* _Data items_:
□ □ □ □ □

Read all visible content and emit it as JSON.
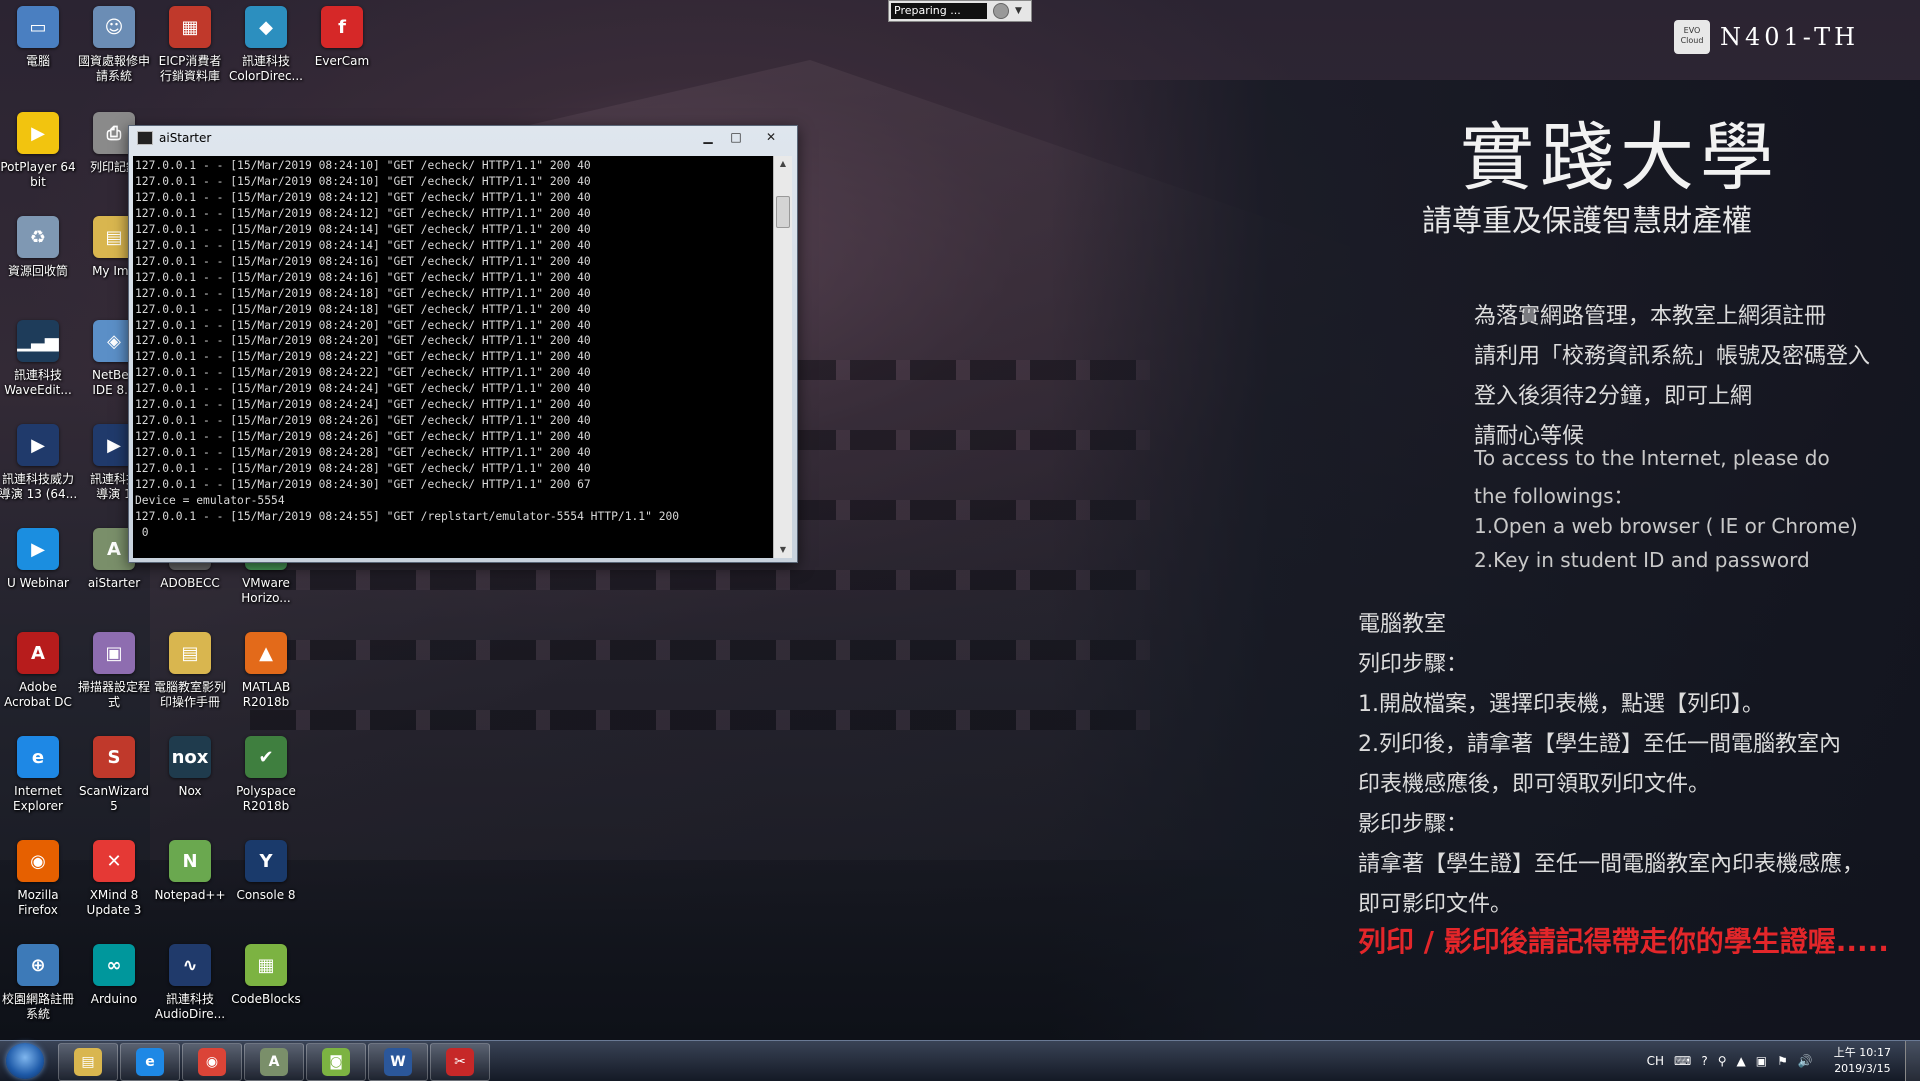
{
  "desktop": {
    "icons": [
      {
        "label": "電腦",
        "icon": "computer-icon",
        "color": "#4a7fc1",
        "glyph": "▭"
      },
      {
        "label": "國資處報修申\n請系統",
        "icon": "users-icon",
        "color": "#6b8db5",
        "glyph": "☺"
      },
      {
        "label": "EICP消費者\n行銷資料庫",
        "icon": "eicp-icon",
        "color": "#c0392b",
        "glyph": "▦"
      },
      {
        "label": "訊連科技\nColorDirec...",
        "icon": "colordirector-icon",
        "color": "#2c8fbf",
        "glyph": "◆"
      },
      {
        "label": "EverCam",
        "icon": "evercam-icon",
        "color": "#d62828",
        "glyph": "f"
      },
      {
        "label": "PotPlayer 64\nbit",
        "icon": "potplayer-icon",
        "color": "#f2c40f",
        "glyph": "▶"
      },
      {
        "label": "列印記錄",
        "icon": "print-icon",
        "color": "#8a8a8a",
        "glyph": "⎙"
      },
      {
        "label": "資源回收筒",
        "icon": "recycle-bin-icon",
        "color": "#7f98b3",
        "glyph": "♻"
      },
      {
        "label": "My Ima",
        "icon": "folder-icon",
        "color": "#d9b64f",
        "glyph": "▤"
      },
      {
        "label": "訊連科技\nWaveEdit...",
        "icon": "waveeditor-icon",
        "color": "#1e3c5a",
        "glyph": "▁▃▅"
      },
      {
        "label": "NetBea\nIDE 8.0",
        "icon": "netbeans-icon",
        "color": "#5b8fc7",
        "glyph": "◈"
      },
      {
        "label": "訊連科技威力\n導演 13 (64...",
        "icon": "powerdirector-icon",
        "color": "#203a6b",
        "glyph": "▶"
      },
      {
        "label": "訊連科技\n導演 1",
        "icon": "powerdirector-icon",
        "color": "#203a6b",
        "glyph": "▶"
      },
      {
        "label": "U Webinar",
        "icon": "uwebinar-icon",
        "color": "#1b8ee0",
        "glyph": "▶"
      },
      {
        "label": "aiStarter",
        "icon": "aistarter-icon",
        "color": "#7a8f6a",
        "glyph": "A"
      },
      {
        "label": "ADOBECC",
        "icon": "adobecc-icon",
        "color": "#6b6b6b",
        "glyph": "A"
      },
      {
        "label": "VMware\nHorizo...",
        "icon": "vmware-icon",
        "color": "#4a9f5a",
        "glyph": "V"
      },
      {
        "label": "Adobe\nAcrobat DC",
        "icon": "acrobat-icon",
        "color": "#b71c1c",
        "glyph": "A"
      },
      {
        "label": "掃描器設定程\n式",
        "icon": "scanner-icon",
        "color": "#8e6db0",
        "glyph": "▣"
      },
      {
        "label": "電腦教室影列\n印操作手冊",
        "icon": "manual-icon",
        "color": "#d9b64f",
        "glyph": "▤"
      },
      {
        "label": "MATLAB\nR2018b",
        "icon": "matlab-icon",
        "color": "#e36a1a",
        "glyph": "▲"
      },
      {
        "label": "Internet\nExplorer",
        "icon": "internet-explorer-icon",
        "color": "#1e88e5",
        "glyph": "e"
      },
      {
        "label": "ScanWizard\n5",
        "icon": "scanwizard-icon",
        "color": "#c0392b",
        "glyph": "S"
      },
      {
        "label": "Nox",
        "icon": "nox-icon",
        "color": "#1f3b4d",
        "glyph": "nox"
      },
      {
        "label": "Polyspace\nR2018b",
        "icon": "polyspace-icon",
        "color": "#3f7f3f",
        "glyph": "✔"
      },
      {
        "label": "Mozilla\nFirefox",
        "icon": "firefox-icon",
        "color": "#e66000",
        "glyph": "◉"
      },
      {
        "label": "XMind 8\nUpdate 3",
        "icon": "xmind-icon",
        "color": "#e53935",
        "glyph": "✕"
      },
      {
        "label": "Notepad++",
        "icon": "notepadpp-icon",
        "color": "#6aa84f",
        "glyph": "N"
      },
      {
        "label": "Console 8",
        "icon": "console-icon",
        "color": "#1a3a6b",
        "glyph": "Y"
      },
      {
        "label": "校園網路註冊\n系統",
        "icon": "network-register-icon",
        "color": "#3d7ab8",
        "glyph": "⊕"
      },
      {
        "label": "Arduino",
        "icon": "arduino-icon",
        "color": "#00979c",
        "glyph": "∞"
      },
      {
        "label": "訊連科技\nAudioDire...",
        "icon": "audiodirector-icon",
        "color": "#203a6b",
        "glyph": "∿"
      },
      {
        "label": "CodeBlocks",
        "icon": "codeblocks-icon",
        "color": "#7cb342",
        "glyph": "▦"
      }
    ]
  },
  "preparing": {
    "text": "Preparing ..."
  },
  "badge": {
    "cloud_text": "EVO Cloud",
    "name": "N401-TH"
  },
  "wallpaper_text": {
    "univ_title": "實踐大學",
    "ip_notice": "請尊重及保護智慧財產權",
    "lines": [
      "為落實網路管理，本教室上網須註冊",
      "請利用「校務資訊系統」帳號及密碼登入",
      "登入後須待2分鐘，即可上網",
      "請耐心等候"
    ],
    "en_lines": [
      "To access to the Internet, please do",
      " the followings：",
      "1.Open a web browser ( IE or Chrome)",
      "2.Key in student ID and password"
    ],
    "lab_lines": [
      "電腦教室",
      "列印步驟：",
      " 1.開啟檔案，選擇印表機，點選【列印】。",
      " 2.列印後，請拿著【學生證】至任一間電腦教室內",
      "    印表機感應後，即可領取列印文件。",
      "影印步驟：",
      "請拿著【學生證】至任一間電腦教室內印表機感應，",
      "即可影印文件。"
    ],
    "warning": "列印 / 影印後請記得帶走你的學生證喔.....",
    "warning_color": "#e3262a"
  },
  "console": {
    "title": "aiStarter",
    "lines": [
      "127.0.0.1 - - [15/Mar/2019 08:24:10] \"GET /echeck/ HTTP/1.1\" 200 40",
      "127.0.0.1 - - [15/Mar/2019 08:24:10] \"GET /echeck/ HTTP/1.1\" 200 40",
      "127.0.0.1 - - [15/Mar/2019 08:24:12] \"GET /echeck/ HTTP/1.1\" 200 40",
      "127.0.0.1 - - [15/Mar/2019 08:24:12] \"GET /echeck/ HTTP/1.1\" 200 40",
      "127.0.0.1 - - [15/Mar/2019 08:24:14] \"GET /echeck/ HTTP/1.1\" 200 40",
      "127.0.0.1 - - [15/Mar/2019 08:24:14] \"GET /echeck/ HTTP/1.1\" 200 40",
      "127.0.0.1 - - [15/Mar/2019 08:24:16] \"GET /echeck/ HTTP/1.1\" 200 40",
      "127.0.0.1 - - [15/Mar/2019 08:24:16] \"GET /echeck/ HTTP/1.1\" 200 40",
      "127.0.0.1 - - [15/Mar/2019 08:24:18] \"GET /echeck/ HTTP/1.1\" 200 40",
      "127.0.0.1 - - [15/Mar/2019 08:24:18] \"GET /echeck/ HTTP/1.1\" 200 40",
      "127.0.0.1 - - [15/Mar/2019 08:24:20] \"GET /echeck/ HTTP/1.1\" 200 40",
      "127.0.0.1 - - [15/Mar/2019 08:24:20] \"GET /echeck/ HTTP/1.1\" 200 40",
      "127.0.0.1 - - [15/Mar/2019 08:24:22] \"GET /echeck/ HTTP/1.1\" 200 40",
      "127.0.0.1 - - [15/Mar/2019 08:24:22] \"GET /echeck/ HTTP/1.1\" 200 40",
      "127.0.0.1 - - [15/Mar/2019 08:24:24] \"GET /echeck/ HTTP/1.1\" 200 40",
      "127.0.0.1 - - [15/Mar/2019 08:24:24] \"GET /echeck/ HTTP/1.1\" 200 40",
      "127.0.0.1 - - [15/Mar/2019 08:24:26] \"GET /echeck/ HTTP/1.1\" 200 40",
      "127.0.0.1 - - [15/Mar/2019 08:24:26] \"GET /echeck/ HTTP/1.1\" 200 40",
      "127.0.0.1 - - [15/Mar/2019 08:24:28] \"GET /echeck/ HTTP/1.1\" 200 40",
      "127.0.0.1 - - [15/Mar/2019 08:24:28] \"GET /echeck/ HTTP/1.1\" 200 40",
      "127.0.0.1 - - [15/Mar/2019 08:24:30] \"GET /echeck/ HTTP/1.1\" 200 67",
      "Device = emulator-5554",
      "127.0.0.1 - - [15/Mar/2019 08:24:55] \"GET /replstart/emulator-5554 HTTP/1.1\" 200",
      " 0"
    ]
  },
  "taskbar": {
    "items": [
      {
        "name": "explorer",
        "icon": "file-explorer-icon",
        "color": "#d9b64f",
        "glyph": "▤"
      },
      {
        "name": "ie",
        "icon": "internet-explorer-icon",
        "color": "#1e88e5",
        "glyph": "e"
      },
      {
        "name": "chrome",
        "icon": "chrome-icon",
        "color": "#db4437",
        "glyph": "◉"
      },
      {
        "name": "aistarter",
        "icon": "aistarter-icon",
        "color": "#7a8f6a",
        "glyph": "A"
      },
      {
        "name": "android",
        "icon": "android-icon",
        "color": "#7cb342",
        "glyph": "◙"
      },
      {
        "name": "word",
        "icon": "word-icon",
        "color": "#2b579a",
        "glyph": "W"
      },
      {
        "name": "snipping",
        "icon": "snipping-tool-icon",
        "color": "#c62828",
        "glyph": "✂"
      }
    ],
    "tray": {
      "lang": "CH",
      "time": "上午 10:17",
      "date": "2019/3/15"
    }
  }
}
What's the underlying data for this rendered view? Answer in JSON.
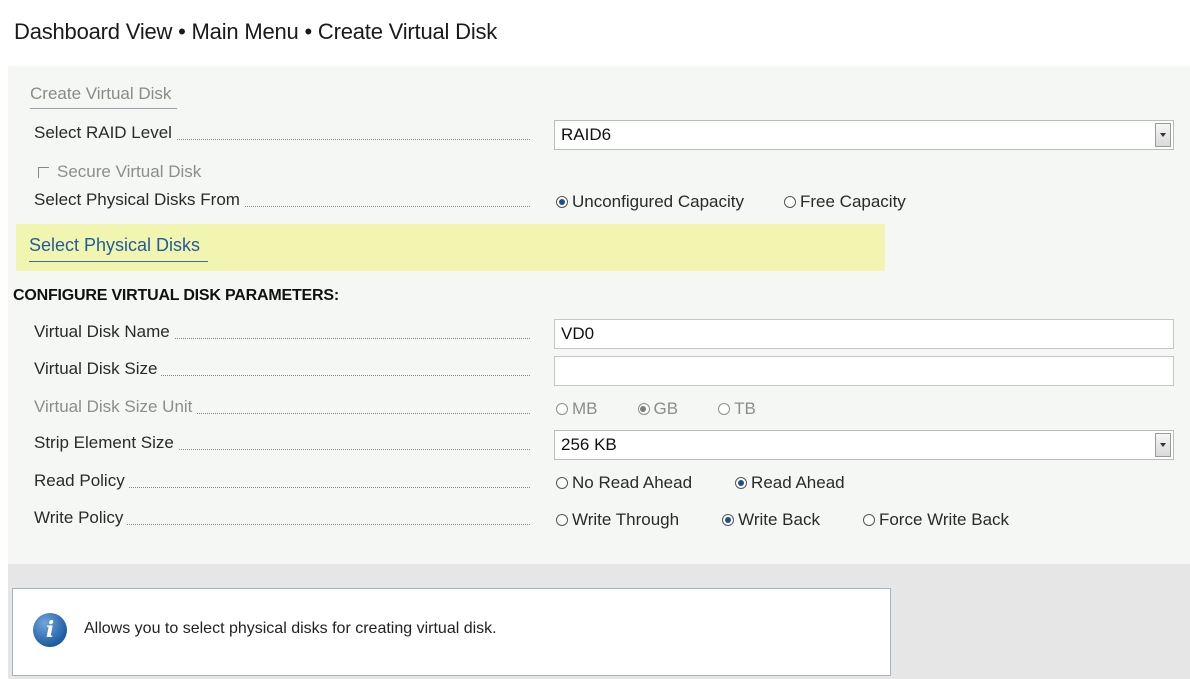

□ □ □ □ □

Take each line containing the string "snipping" and copy it out.

        "name": "snipping",
        "icon": "snipping-tool-icon",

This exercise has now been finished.